## Dataset excerpts
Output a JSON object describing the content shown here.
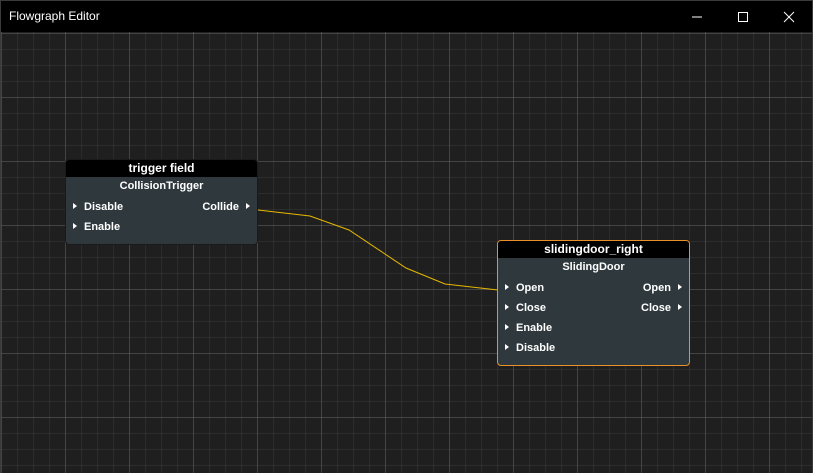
{
  "window": {
    "title": "Flowgraph Editor",
    "controls": [
      "minimize",
      "maximize",
      "close"
    ]
  },
  "colors": {
    "background": "#1f1f1f",
    "node_body": "#2f393d",
    "node_header": "#000000",
    "selected_border": "#e8902a",
    "link": "#e6b800"
  },
  "nodes": [
    {
      "title": "trigger field",
      "class": "CollisionTrigger",
      "selected": false,
      "inputs": [
        "Disable",
        "Enable"
      ],
      "outputs": [
        "Collide"
      ]
    },
    {
      "title": "slidingdoor_right",
      "class": "SlidingDoor",
      "selected": true,
      "inputs": [
        "Open",
        "Close",
        "Enable",
        "Disable"
      ],
      "outputs": [
        "Open",
        "Close"
      ]
    }
  ],
  "links": [
    {
      "from_node": "trigger field",
      "from_port": "Collide",
      "to_node": "slidingdoor_right",
      "to_port": "Open"
    }
  ]
}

## Set exercise
Select and copy every line of the listing with the word "class".

## Response to this task
      "class": "CollisionTrigger",
      "class": "SlidingDoor",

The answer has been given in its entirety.